▶ _Rows from a dataset_:
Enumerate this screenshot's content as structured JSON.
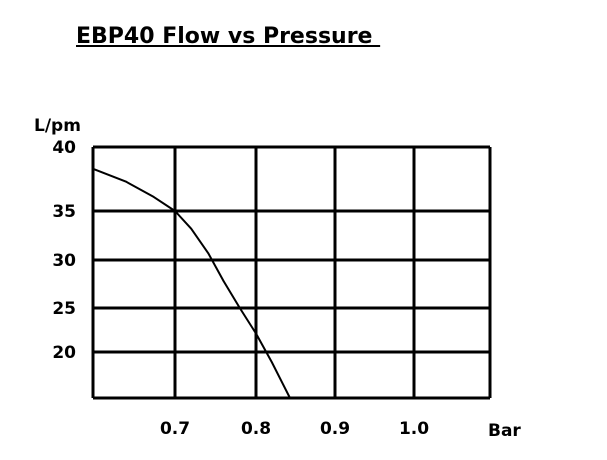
{
  "chart_data": {
    "type": "line",
    "title": "EBP40 Flow vs Pressure ",
    "xlabel": "Bar",
    "ylabel": "L/pm",
    "xlim": [
      0.6,
      1.1
    ],
    "ylim": [
      15,
      40
    ],
    "x_ticks": [
      0.7,
      0.8,
      0.9,
      1.0
    ],
    "x_tick_labels": [
      "0.7",
      "0.8",
      "0.9",
      "1.0"
    ],
    "y_ticks": [
      40,
      35,
      30,
      25,
      20
    ],
    "y_tick_labels": [
      "40",
      "35",
      "30",
      "25",
      "20"
    ],
    "grid": true,
    "series": [
      {
        "color": "#000000",
        "x": [
          0.6,
          0.64,
          0.674,
          0.7,
          0.72,
          0.741,
          0.76,
          0.78,
          0.8,
          0.82,
          0.843
        ],
        "y": [
          38.3,
          37.3,
          36.1,
          35.0,
          33.2,
          30.7,
          27.8,
          25.0,
          22.1,
          18.9,
          15.0
        ]
      }
    ]
  }
}
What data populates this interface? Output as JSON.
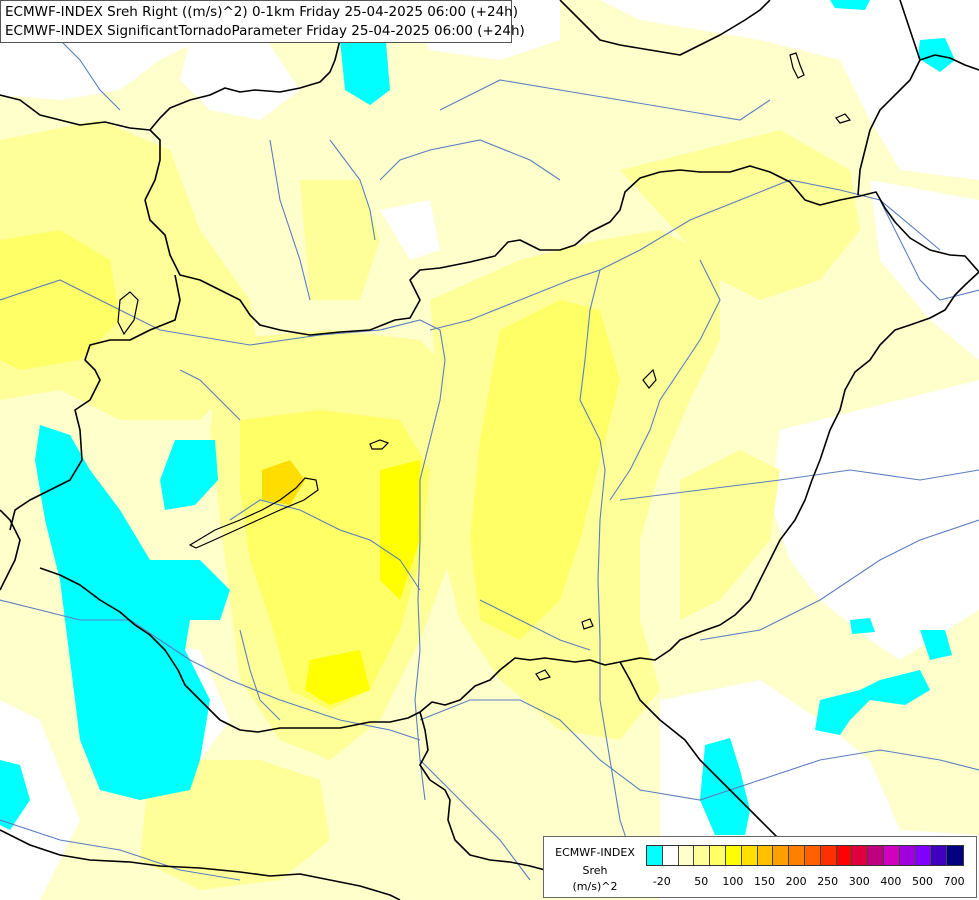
{
  "header": {
    "line1": "ECMWF-INDEX Sreh Right ((m/s)^2) 0-1km Friday 25-04-2025 06:00 (+24h)",
    "line2": "ECMWF-INDEX SignificantTornadoParameter Friday 25-04-2025 06:00 (+24h)"
  },
  "legend": {
    "model": "ECMWF-INDEX",
    "variable": "Sreh",
    "unit": "(m/s)^2",
    "tick_labels": [
      "-20",
      "50",
      "100",
      "150",
      "200",
      "250",
      "300",
      "400",
      "500",
      "700"
    ],
    "colors": [
      "#00ffff",
      "#ffffff",
      "#ffffcc",
      "#ffff99",
      "#ffff66",
      "#ffff00",
      "#ffe000",
      "#ffc000",
      "#ffa000",
      "#ff8000",
      "#ff6000",
      "#ff3000",
      "#ff0000",
      "#e00040",
      "#c00080",
      "#d000c0",
      "#a000e0",
      "#8000ff",
      "#4000c0",
      "#000080"
    ]
  },
  "map": {
    "shading_colors": {
      "background": "#ffffcc",
      "white": "#ffffff",
      "light_yellow": "#ffff99",
      "yellow": "#ffff66",
      "bright_yellow": "#ffff00",
      "orange": "#ffdd00",
      "cyan": "#00ffff"
    },
    "border_color": "#000000",
    "river_color": "#5a7fbf"
  }
}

▶ _Required task_:
Skip the pictures, then retype every line above exactly.

▶ _Written solution_:
Enumerate this screenshot's content as structured JSON.
{
  "chart_data": {
    "type": "line",
    "title": "EBP40 Flow vs Pressure ",
    "xlabel": "Bar",
    "ylabel": "L/pm",
    "xlim": [
      0.6,
      1.1
    ],
    "ylim": [
      15,
      40
    ],
    "x_ticks": [
      0.7,
      0.8,
      0.9,
      1.0
    ],
    "x_tick_labels": [
      "0.7",
      "0.8",
      "0.9",
      "1.0"
    ],
    "y_ticks": [
      40,
      35,
      30,
      25,
      20
    ],
    "y_tick_labels": [
      "40",
      "35",
      "30",
      "25",
      "20"
    ],
    "grid": true,
    "series": [
      {
        "color": "#000000",
        "x": [
          0.6,
          0.64,
          0.674,
          0.7,
          0.72,
          0.741,
          0.76,
          0.78,
          0.8,
          0.82,
          0.843
        ],
        "y": [
          38.3,
          37.3,
          36.1,
          35.0,
          33.2,
          30.7,
          27.8,
          25.0,
          22.1,
          18.9,
          15.0
        ]
      }
    ]
  }
}
What data populates this interface? Output as JSON.
{
  "header": {
    "line1": "ECMWF-INDEX Sreh Right ((m/s)^2) 0-1km Friday 25-04-2025 06:00 (+24h)",
    "line2": "ECMWF-INDEX SignificantTornadoParameter Friday 25-04-2025 06:00 (+24h)"
  },
  "legend": {
    "model": "ECMWF-INDEX",
    "variable": "Sreh",
    "unit": "(m/s)^2",
    "tick_labels": [
      "-20",
      "50",
      "100",
      "150",
      "200",
      "250",
      "300",
      "400",
      "500",
      "700"
    ],
    "colors": [
      "#00ffff",
      "#ffffff",
      "#ffffcc",
      "#ffff99",
      "#ffff66",
      "#ffff00",
      "#ffe000",
      "#ffc000",
      "#ffa000",
      "#ff8000",
      "#ff6000",
      "#ff3000",
      "#ff0000",
      "#e00040",
      "#c00080",
      "#d000c0",
      "#a000e0",
      "#8000ff",
      "#4000c0",
      "#000080"
    ]
  },
  "map": {
    "shading_colors": {
      "background": "#ffffcc",
      "white": "#ffffff",
      "light_yellow": "#ffff99",
      "yellow": "#ffff66",
      "bright_yellow": "#ffff00",
      "orange": "#ffdd00",
      "cyan": "#00ffff"
    },
    "border_color": "#000000",
    "river_color": "#5a7fbf"
  }
}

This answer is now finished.